◆ Your objective
Omit all images. Write out the rest of the material exactly.

◆ Material supplied
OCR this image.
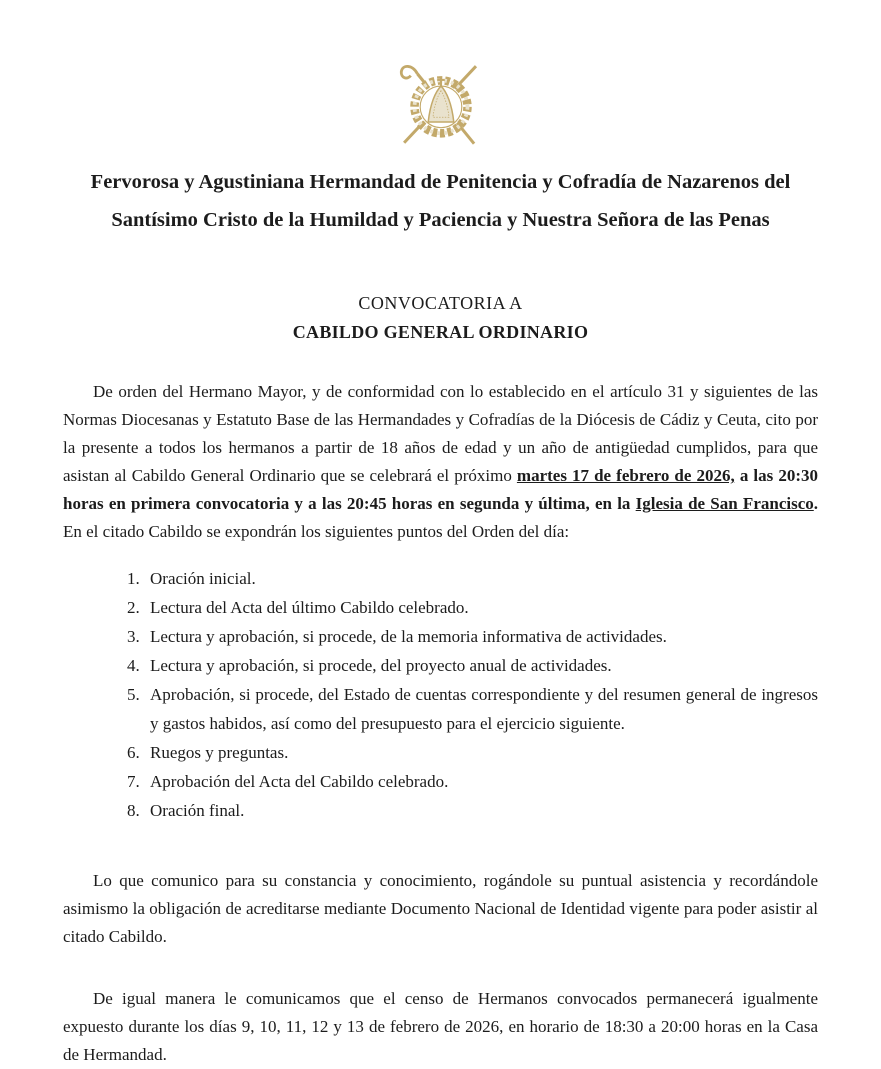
Fervorosa y Agustiniana Hermandad de Penitencia y Cofradía de Nazarenos del Santísimo Cristo de la Humildad y Paciencia y Nuestra Señora de las Penas
CONVOCATORIA A
CABILDO GENERAL ORDINARIO

De orden del Hermano Mayor, y de conformidad con lo establecido en el artículo 31 y siguientes de las Normas Diocesanas y Estatuto Base de las Hermandades y Cofradías de la Diócesis de Cádiz y Ceuta, cito por la presente a todos los hermanos a partir de 18 años de edad y un año de antigüedad cumplidos, para que asistan al Cabildo General Ordinario que se celebrará el próximo martes 17 de febrero de 2026, a las 20:30 horas en primera convocatoria y a las 20:45 horas en segunda y última, en la Iglesia de San Francisco. En el citado Cabildo se expondrán los siguientes puntos del Orden del día:

1. Oración inicial.
2. Lectura del Acta del último Cabildo celebrado.
3. Lectura y aprobación, si procede, de la memoria informativa de actividades.
4. Lectura y aprobación, si procede, del proyecto anual de actividades.
5. Aprobación, si procede, del Estado de cuentas correspondiente y del resumen general de ingresos y gastos habidos, así como del presupuesto para el ejercicio siguiente.
6. Ruegos y preguntas.
7. Aprobación del Acta del Cabildo celebrado.
8. Oración final.

Lo que comunico para su constancia y conocimiento, rogándole su puntual asistencia y recordándole asimismo la obligación de acreditarse mediante Documento Nacional de Identidad vigente para poder asistir al citado Cabildo.

De igual manera le comunicamos que el censo de Hermanos convocados permanecerá igualmente expuesto durante los días 9, 10, 11, 12 y 13 de febrero de 2026, en horario de 18:30 a 20:00 horas en la Casa de Hermandad.
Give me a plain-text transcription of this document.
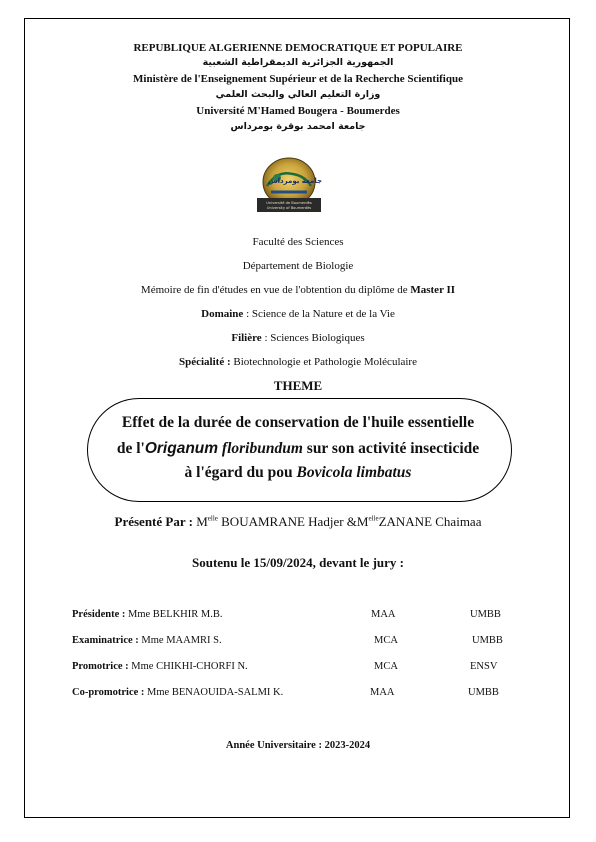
REPUBLIQUE ALGERIENNE DEMOCRATIQUE ET POPULAIRE
الجمهورية الجزائرية الديمقراطية الشعبية
Ministère de l'Enseignement Supérieur et de la Recherche Scientifique
وزارة التعليم العالي والبحث العلمي
Université M'Hamed Bougera - Boumerdes
جامعة امحمد بوقرة بومرداس
جامعة بومرداس
Université de Boumerdès
University of Boumerdès
Faculté des Sciences
Département de Biologie
Mémoire de fin d'études en vue de l'obtention du diplôme de Master II
Domaine : Science de la Nature et de la Vie
Filière : Sciences Biologiques
Spécialité : Biotechnologie et Pathologie Moléculaire
THEME
Effet de la durée de conservation de l'huile essentielle
de l'Origanum floribundum sur son activité insecticide
à l'égard du pou Bovicola limbatus
Présenté Par : $M^{elle}$ BOUAMRANE Hadjer $\&M^{elle}ZANANE$ Chaimaa
Soutenu le 15/09/2024, devant le jury :
Présidente : Mme BELKHIR M.B.	MAA	UMBB
Examinatrice : Mme MAAMRI S.	MCA	UMBB
Promotrice : Mme CHIKHI-CHORFI N.	MCA	ENSV
Co-promotrice : Mme BENAOUIDA-SALMI K.	MAA	UMBB
Année Universitaire : 2023-2024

◆ Worked answer
OCR this image.
Fervorosa y Agustiniana Hermandad de Penitencia y Cofradía de Nazarenos del Santísimo Cristo de la Humildad y Paciencia y Nuestra Señora de las Penas
CONVOCATORIA A
CABILDO GENERAL ORDINARIO

De orden del Hermano Mayor, y de conformidad con lo establecido en el artículo 31 y siguientes de las Normas Diocesanas y Estatuto Base de las Hermandades y Cofradías de la Diócesis de Cádiz y Ceuta, cito por la presente a todos los hermanos a partir de 18 años de edad y un año de antigüedad cumplidos, para que asistan al Cabildo General Ordinario que se celebrará el próximo martes 17 de febrero de 2026, a las 20:30 horas en primera convocatoria y a las 20:45 horas en segunda y última, en la Iglesia de San Francisco. En el citado Cabildo se expondrán los siguientes puntos del Orden del día:

1. Oración inicial.
2. Lectura del Acta del último Cabildo celebrado.
3. Lectura y aprobación, si procede, de la memoria informativa de actividades.
4. Lectura y aprobación, si procede, del proyecto anual de actividades.
5. Aprobación, si procede, del Estado de cuentas correspondiente y del resumen general de ingresos y gastos habidos, así como del presupuesto para el ejercicio siguiente.
6. Ruegos y preguntas.
7. Aprobación del Acta del Cabildo celebrado.
8. Oración final.

Lo que comunico para su constancia y conocimiento, rogándole su puntual asistencia y recordándole asimismo la obligación de acreditarse mediante Documento Nacional de Identidad vigente para poder asistir al citado Cabildo.

De igual manera le comunicamos que el censo de Hermanos convocados permanecerá igualmente expuesto durante los días 9, 10, 11, 12 y 13 de febrero de 2026, en horario de 18:30 a 20:00 horas en la Casa de Hermandad.
Give me a plain-text transcription of this document.
REPUBLIQUE ALGERIENNE DEMOCRATIQUE ET POPULAIRE
الجمهورية الجزائرية الديمقراطية الشعبية
Ministère de l'Enseignement Supérieur et de la Recherche Scientifique
وزارة التعليم العالي والبحث العلمي
Université M'Hamed Bougera - Boumerdes
جامعة امحمد بوقرة بومرداس
جامعة بومرداس
Université de Boumerdès
University of Boumerdès
Faculté des Sciences
Département de Biologie
Mémoire de fin d'études en vue de l'obtention du diplôme de Master II
Domaine : Science de la Nature et de la Vie
Filière : Sciences Biologiques
Spécialité : Biotechnologie et Pathologie Moléculaire
THEME
Effet de la durée de conservation de l'huile essentielle
de l'Origanum floribundum sur son activité insecticide
à l'égard du pou Bovicola limbatus
Présenté Par : $M^{elle}$ BOUAMRANE Hadjer $\&M^{elle}ZANANE$ Chaimaa
Soutenu le 15/09/2024, devant le jury :
Présidente : Mme BELKHIR M.B.	MAA	UMBB
Examinatrice : Mme MAAMRI S.	MCA	UMBB
Promotrice : Mme CHIKHI-CHORFI N.	MCA	ENSV
Co-promotrice : Mme BENAOUIDA-SALMI K.	MAA	UMBB
Année Universitaire : 2023-2024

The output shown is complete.